• What is expected
Write out each line exactly as it stands, please.

Recorded data:
-- BEGIN --

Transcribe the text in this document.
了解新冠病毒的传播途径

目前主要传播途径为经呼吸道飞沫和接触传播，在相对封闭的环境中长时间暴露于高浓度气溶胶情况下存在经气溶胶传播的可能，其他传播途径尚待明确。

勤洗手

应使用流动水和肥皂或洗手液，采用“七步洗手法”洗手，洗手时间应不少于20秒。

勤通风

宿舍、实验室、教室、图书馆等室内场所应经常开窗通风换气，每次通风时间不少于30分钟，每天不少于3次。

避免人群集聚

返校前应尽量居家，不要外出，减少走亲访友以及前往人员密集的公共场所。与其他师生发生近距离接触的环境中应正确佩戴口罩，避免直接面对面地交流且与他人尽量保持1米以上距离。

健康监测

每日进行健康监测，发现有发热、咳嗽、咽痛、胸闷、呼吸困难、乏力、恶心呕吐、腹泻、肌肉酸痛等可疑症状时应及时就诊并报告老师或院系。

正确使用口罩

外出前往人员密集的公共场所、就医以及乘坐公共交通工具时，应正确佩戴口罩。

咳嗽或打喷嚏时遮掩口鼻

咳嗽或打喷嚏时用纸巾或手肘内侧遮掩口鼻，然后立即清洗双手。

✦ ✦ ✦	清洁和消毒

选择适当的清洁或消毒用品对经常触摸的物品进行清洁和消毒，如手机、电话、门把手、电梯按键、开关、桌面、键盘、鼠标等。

-- END --

• Output
Transcribe the text in this document.
了解新冠病毒的传播途径

目前主要传播途径为经呼吸道飞沫和接触传播，在相对封闭的环境中长时间暴露于高浓度气溶胶情况下存在经气溶胶传播的可能，其他传播途径尚待明确。

勤洗手

应使用流动水和肥皂或洗手液，采用“七步洗手法”洗手，洗手时间应不少于20秒。

勤通风

宿舍、实验室、教室、图书馆等室内场所应经常开窗通风换气，每次通风时间不少于30分钟，每天不少于3次。

避免人群集聚

返校前应尽量居家，不要外出，减少走亲访友以及前往人员密集的公共场所。与其他师生发生近距离接触的环境中应正确佩戴口罩，避免直接面对面地交流且与他人尽量保持1米以上距离。

健康监测

每日进行健康监测，发现有发热、咳嗽、咽痛、胸闷、呼吸困难、乏力、恶心呕吐、腹泻、肌肉酸痛等可疑症状时应及时就诊并报告老师或院系。

正确使用口罩

外出前往人员密集的公共场所、就医以及乘坐公共交通工具时，应正确佩戴口罩。

咳嗽或打喷嚏时遮掩口鼻

咳嗽或打喷嚏时用纸巾或手肘内侧遮掩口鼻，然后立即清洗双手。

✦ ✦ ✦	清洁和消毒

选择适当的清洁或消毒用品对经常触摸的物品进行清洁和消毒，如手机、电话、门把手、电梯按键、开关、桌面、键盘、鼠标等。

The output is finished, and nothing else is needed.